What is asked:
Go through the data below and gather each line containing "ہوتا".

Data excerpts:

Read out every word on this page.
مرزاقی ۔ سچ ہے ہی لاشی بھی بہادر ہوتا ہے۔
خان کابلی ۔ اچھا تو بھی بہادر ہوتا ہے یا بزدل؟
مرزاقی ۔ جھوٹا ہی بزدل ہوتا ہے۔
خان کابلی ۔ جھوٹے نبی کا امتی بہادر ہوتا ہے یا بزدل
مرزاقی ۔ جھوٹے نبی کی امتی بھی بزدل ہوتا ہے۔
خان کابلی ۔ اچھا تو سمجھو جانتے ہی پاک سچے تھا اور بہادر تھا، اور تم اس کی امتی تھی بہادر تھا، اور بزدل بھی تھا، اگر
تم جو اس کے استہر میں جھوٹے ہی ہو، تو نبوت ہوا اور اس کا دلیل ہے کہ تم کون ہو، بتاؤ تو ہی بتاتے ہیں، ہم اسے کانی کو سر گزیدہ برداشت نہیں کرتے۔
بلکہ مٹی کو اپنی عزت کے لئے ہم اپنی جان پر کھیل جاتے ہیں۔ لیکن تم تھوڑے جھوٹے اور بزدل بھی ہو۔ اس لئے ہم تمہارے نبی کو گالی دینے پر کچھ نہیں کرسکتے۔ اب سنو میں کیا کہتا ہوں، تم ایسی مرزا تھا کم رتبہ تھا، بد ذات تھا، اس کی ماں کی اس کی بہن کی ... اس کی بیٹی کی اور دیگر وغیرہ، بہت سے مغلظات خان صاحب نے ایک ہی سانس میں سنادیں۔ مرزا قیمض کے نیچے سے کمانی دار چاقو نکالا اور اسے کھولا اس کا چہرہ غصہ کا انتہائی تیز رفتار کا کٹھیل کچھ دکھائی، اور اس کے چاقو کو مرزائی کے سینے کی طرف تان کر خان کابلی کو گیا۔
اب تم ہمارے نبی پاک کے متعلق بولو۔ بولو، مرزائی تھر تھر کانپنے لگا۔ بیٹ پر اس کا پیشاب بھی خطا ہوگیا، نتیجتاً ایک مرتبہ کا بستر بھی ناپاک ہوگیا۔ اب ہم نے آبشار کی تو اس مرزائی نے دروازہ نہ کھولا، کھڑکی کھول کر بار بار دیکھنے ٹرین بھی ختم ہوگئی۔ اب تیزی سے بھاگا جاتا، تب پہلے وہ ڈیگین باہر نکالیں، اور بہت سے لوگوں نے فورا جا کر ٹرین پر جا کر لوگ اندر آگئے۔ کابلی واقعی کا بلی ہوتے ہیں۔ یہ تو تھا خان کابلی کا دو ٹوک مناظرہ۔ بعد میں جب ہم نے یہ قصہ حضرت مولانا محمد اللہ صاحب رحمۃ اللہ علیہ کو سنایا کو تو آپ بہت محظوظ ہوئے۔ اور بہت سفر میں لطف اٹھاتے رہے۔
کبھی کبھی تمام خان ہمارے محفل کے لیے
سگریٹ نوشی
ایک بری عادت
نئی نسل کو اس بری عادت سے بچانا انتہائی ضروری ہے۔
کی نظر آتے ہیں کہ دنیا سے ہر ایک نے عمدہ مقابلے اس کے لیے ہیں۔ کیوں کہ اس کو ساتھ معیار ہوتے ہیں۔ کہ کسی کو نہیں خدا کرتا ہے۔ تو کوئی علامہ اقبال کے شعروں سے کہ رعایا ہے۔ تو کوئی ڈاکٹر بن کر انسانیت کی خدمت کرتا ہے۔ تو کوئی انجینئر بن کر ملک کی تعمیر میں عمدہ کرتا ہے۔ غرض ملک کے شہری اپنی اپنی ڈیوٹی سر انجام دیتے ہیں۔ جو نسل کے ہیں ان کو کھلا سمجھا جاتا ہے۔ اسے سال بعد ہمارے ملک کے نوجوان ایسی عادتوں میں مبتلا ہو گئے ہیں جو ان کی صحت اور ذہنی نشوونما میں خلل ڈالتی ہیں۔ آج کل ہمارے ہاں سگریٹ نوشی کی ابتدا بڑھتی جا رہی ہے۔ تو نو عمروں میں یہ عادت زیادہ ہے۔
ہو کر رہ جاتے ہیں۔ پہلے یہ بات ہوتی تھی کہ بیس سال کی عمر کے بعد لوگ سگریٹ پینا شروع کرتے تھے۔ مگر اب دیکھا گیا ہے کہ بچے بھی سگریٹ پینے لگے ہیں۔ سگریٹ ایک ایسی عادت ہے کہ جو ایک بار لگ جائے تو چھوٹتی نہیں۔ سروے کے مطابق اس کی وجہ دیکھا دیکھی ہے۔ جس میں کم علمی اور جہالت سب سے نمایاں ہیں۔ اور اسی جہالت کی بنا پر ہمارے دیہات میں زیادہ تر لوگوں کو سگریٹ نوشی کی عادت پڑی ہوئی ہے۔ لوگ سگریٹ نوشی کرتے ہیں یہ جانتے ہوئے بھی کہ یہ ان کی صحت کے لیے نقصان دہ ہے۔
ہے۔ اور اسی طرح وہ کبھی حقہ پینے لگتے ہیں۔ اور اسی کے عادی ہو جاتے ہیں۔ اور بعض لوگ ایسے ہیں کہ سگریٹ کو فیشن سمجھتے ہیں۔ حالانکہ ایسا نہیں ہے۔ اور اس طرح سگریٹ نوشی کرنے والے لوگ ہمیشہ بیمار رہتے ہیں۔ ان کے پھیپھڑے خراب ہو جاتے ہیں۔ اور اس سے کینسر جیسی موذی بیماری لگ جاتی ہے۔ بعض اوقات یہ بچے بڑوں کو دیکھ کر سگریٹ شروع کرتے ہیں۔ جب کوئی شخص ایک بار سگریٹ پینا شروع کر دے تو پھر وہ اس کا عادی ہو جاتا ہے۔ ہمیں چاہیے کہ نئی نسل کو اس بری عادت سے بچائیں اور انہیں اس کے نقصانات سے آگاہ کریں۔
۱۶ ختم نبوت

Task response:
مرزاقی ۔ سچ ہے ہی لاشی بھی بہادر ہوتا ہے۔
خان کابلی ۔ اچھا تو بھی بہادر ہوتا ہے یا بزدل؟
مرزاقی ۔ جھوٹا ہی بزدل ہوتا ہے۔
خان کابلی ۔ جھوٹے نبی کا امتی بہادر ہوتا ہے یا بزدل
مرزاقی ۔ جھوٹے نبی کی امتی بھی بزدل ہوتا ہے۔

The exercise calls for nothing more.